§ **Short task**
Write the next part of the blog post about Puddy, the stray neighborhood cat, starting right after its last sentence.

═════ Source extract ═════

Here's the mandatory summary of events to date. During lockdown I would converse with the stray neighbourhood cat that periodically passed through our back garden and occasionally sat in a loaf position on the redundant trampoline. After inadvertently leaving the car open one evening, and after finding that said cat had gone in there and pissed on the passenger seat, enemy lines were firmly drawn.
Although violence was never on the cards (on my side at least) the cat was no longer made welcome in the yard. Rude words were spoken (on my side at least) and the cat developed a scowl any time that it was not presenting its bum hole to me as it sidled away. Easter Saturday, two years ago, the cat was in the garage again and I was exhorting it to leave, in the strongest possible terms, but it would not go. The reason turned out to be three new-born kittens in a cardboard box. This development quickly turned the tide of hostility towards our new ward. Random piddling moggies may be one thing, but a new mum in the shed is quite another. Everybody was excessively well cared for and there were some interesting twists and turns, which are all back there in this blog (search ‘cat’ if you're interested or click on the word 'cat') but, ‘end of the day and with thanks to the NWSPCA, the kittens were weaned and found good homes and Puddy, as she was now known, settled back into neighbourhood life minus one womb and with a snip off her ear tip to prove it.
Over the last couple of years,
Puddy has become a daily feature of our lives, as she receives much of her food and
shelter here. The shelter in the form of an elaborate and heavily insulated house in the garage. She
shares her small bag of favours with several other houses in the neighbourhood
but we can’t help but feel that we are her Numero Uno. Patricia gets to rub her
and fuss her every day and she rubs up against my calves when I stoop to fill
her bowl, but if I try to stroke her, she arches herself and hisses in hostile disbelief
then runs away to gather herself emotionally. I mostly do much the same.
So, after that enormous recap,
the latest update is mostly right there in the title. Yes, Puddy has started sleeping
overnight in the front hall.

═════ Raw data ═════

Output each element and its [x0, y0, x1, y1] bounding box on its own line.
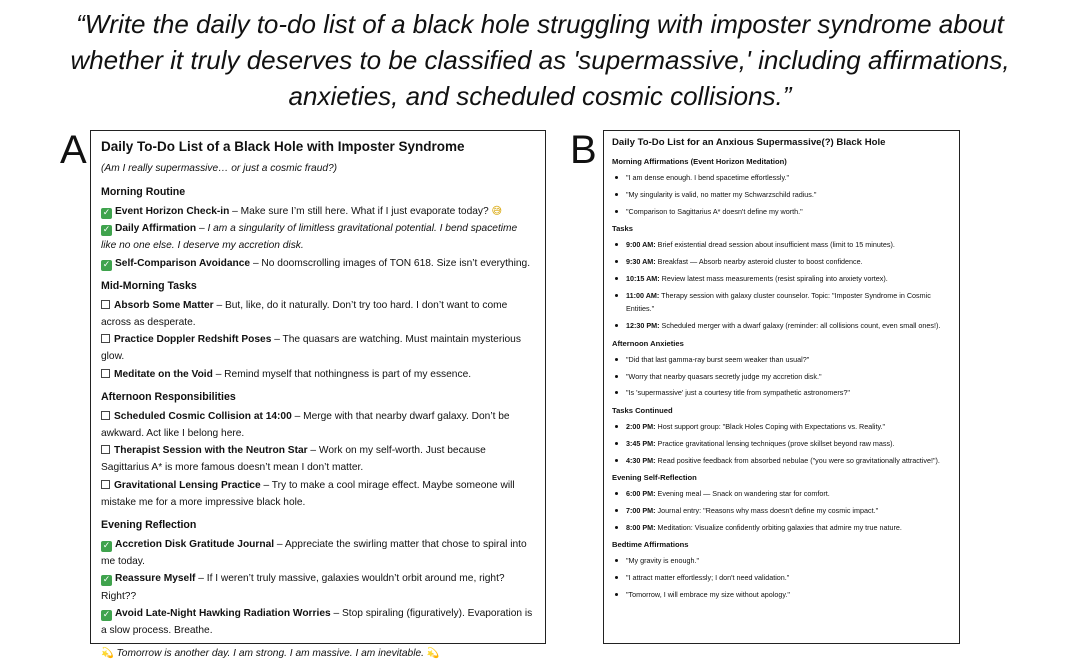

═════

§ **Expected answer**
She’s been coming in and
spending time there was quite a while now. There’s an incredibly comfy
sheepskin basket-thing on a cushion and the front door is glazed so one (Puddy)
can watch the outside world carefully when not snoozing. It’s a good place to
be, our front hall, and it seemed logical that Puddy might evolve to overnighting
there. But it didn’t start out well. One particularly torrid night, it just didn’t
seem fair to ask Puddy to decamp to her garage pied-à-terre from the
hall so we left her there, curled up and sleeping, and went to bed. The next
morning was like a typhoon had swept through our front hall. Puddy, in a punk
rock ‘do’, sat in the middle of the devastation, meowing plaintively to be let
out. She huffed off and didn’t come back for ages.
That seemed to be the end of
any thoughts of indoor overnight living for Puddy. And that wasn’t the end of
the world. The garage abode got a microwave heating pad installed every night
and was replete with fresh straw… I’ve slept in far worse places myself.
But you know cats so much
better than I do. So much better. They want what they want and they get what
they want. Over time, Puddy became less and less eager to decamp from the front
hall to the garage as the evenings wore on. She would curl up defiantly with
her back to the open door and clearly proclaim her wish to give the overnight
sojourn one more shot.
So we rather nervously drew
up plans.
The front hall was cleared
of anything that might be compromised if a repeat tantrum arose. A large litter
box was positioned, along with water and dry treats. The basket was fluffed and
positioned; everything was poised. And then, on a rainy night earlier this
week, Puddy did her customary ‘reluctance to vacate’ routine and so we closed
the door and left her inside.
I was up at 3.30am. She was
sleeping.
I was up at 6.25am. She was
sleeping.
At 7.15 she was sitting at
the door gazing out so I opened it up and she slinked outside and buggered off.
The hall was tidy and untroubled by tantrums.
Operation successful.
Since then, Puddy eases in
most every night and stays over. Like all other cats, I’m sure, she assumes
sleeping positions which utterly exude comfort and relaxation. It bestows a
subtle feline blessing on our home, as if confirming that this is a place where
one can indeed come and be at ease and be happy.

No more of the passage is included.